---------- Extracted material
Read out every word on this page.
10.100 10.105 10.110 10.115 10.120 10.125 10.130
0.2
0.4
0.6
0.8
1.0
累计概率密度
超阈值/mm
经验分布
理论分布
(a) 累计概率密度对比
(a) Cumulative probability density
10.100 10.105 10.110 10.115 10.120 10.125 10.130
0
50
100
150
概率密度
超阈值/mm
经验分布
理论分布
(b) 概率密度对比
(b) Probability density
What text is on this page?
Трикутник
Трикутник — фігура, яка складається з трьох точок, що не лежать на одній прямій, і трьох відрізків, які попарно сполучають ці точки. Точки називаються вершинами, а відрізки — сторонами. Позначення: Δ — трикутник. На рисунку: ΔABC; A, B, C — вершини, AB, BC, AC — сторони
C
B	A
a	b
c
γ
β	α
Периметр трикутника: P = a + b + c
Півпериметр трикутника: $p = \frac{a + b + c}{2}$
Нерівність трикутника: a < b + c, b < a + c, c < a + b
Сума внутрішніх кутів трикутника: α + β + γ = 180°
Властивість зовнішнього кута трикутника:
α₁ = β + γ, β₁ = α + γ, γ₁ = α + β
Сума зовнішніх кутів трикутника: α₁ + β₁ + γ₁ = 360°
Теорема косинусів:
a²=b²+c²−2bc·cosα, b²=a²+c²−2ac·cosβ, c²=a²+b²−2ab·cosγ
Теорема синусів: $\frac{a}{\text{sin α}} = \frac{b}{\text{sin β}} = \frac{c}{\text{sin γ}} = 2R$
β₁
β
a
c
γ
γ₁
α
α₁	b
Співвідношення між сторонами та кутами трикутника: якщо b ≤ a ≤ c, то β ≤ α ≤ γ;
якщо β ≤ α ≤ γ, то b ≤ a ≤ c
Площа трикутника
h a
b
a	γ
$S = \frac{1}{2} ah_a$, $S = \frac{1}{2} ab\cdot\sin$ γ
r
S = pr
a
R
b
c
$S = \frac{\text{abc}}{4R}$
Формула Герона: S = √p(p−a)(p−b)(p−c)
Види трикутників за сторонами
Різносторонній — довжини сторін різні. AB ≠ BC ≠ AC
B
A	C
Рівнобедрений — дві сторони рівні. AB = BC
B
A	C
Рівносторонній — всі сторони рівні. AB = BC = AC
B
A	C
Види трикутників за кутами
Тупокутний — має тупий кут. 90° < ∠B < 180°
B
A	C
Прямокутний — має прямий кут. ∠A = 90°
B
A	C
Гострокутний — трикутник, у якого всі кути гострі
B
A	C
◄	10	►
--------------------
**What is required:** Repeat every entry exactly as written above.

**Result:**
Read out every word on this page.
10.100 10.105 10.110 10.115 10.120 10.125 10.130
0.2
0.4
0.6
0.8
1.0
累计概率密度
超阈值/mm
经验分布
理论分布
(a) 累计概率密度对比
(a) Cumulative probability density
10.100 10.105 10.110 10.115 10.120 10.125 10.130
0
50
100
150
概率密度
超阈值/mm
经验分布
理论分布
(b) 概率密度对比
(b) Probability density
What text is on this page?
Трикутник
Трикутник — фігура, яка складається з трьох точок, що не лежать на одній прямій, і трьох відрізків, які попарно сполучають ці точки. Точки називаються вершинами, а відрізки — сторонами. Позначення: Δ — трикутник. На рисунку: ΔABC; A, B, C — вершини, AB, BC, AC — сторони
C
B	A
a	b
c
γ
β	α
Периметр трикутника: P = a + b + c
Півпериметр трикутника: $p = \frac{a + b + c}{2}$
Нерівність трикутника: a < b + c, b < a + c, c < a + b
Сума внутрішніх кутів трикутника: α + β + γ = 180°
Властивість зовнішнього кута трикутника:
α₁ = β + γ, β₁ = α + γ, γ₁ = α + β
Сума зовнішніх кутів трикутника: α₁ + β₁ + γ₁ = 360°
Теорема косинусів:
a²=b²+c²−2bc·cosα, b²=a²+c²−2ac·cosβ, c²=a²+b²−2ab·cosγ
Теорема синусів: $\frac{a}{\text{sin α}} = \frac{b}{\text{sin β}} = \frac{c}{\text{sin γ}} = 2R$
β₁
β
a
c
γ
γ₁
α
α₁	b
Співвідношення між сторонами та кутами трикутника: якщо b ≤ a ≤ c, то β ≤ α ≤ γ;
якщо β ≤ α ≤ γ, то b ≤ a ≤ c
Площа трикутника
h a
b
a	γ
$S = \frac{1}{2} ah_a$, $S = \frac{1}{2} ab\cdot\sin$ γ
r
S = pr
a
R
b
c
$S = \frac{\text{abc}}{4R}$
Формула Герона: S = √p(p−a)(p−b)(p−c)
Види трикутників за сторонами
Різносторонній — довжини сторін різні. AB ≠ BC ≠ AC
B
A	C
Рівнобедрений — дві сторони рівні. AB = BC
B
A	C
Рівносторонній — всі сторони рівні. AB = BC = AC
B
A	C
Види трикутників за кутами
Тупокутний — має тупий кут. 90° < ∠B < 180°
B
A	C
Прямокутний — має прямий кут. ∠A = 90°
B
A	C
Гострокутний — трикутник, у якого всі кути гострі
B
A	C
◄	10	►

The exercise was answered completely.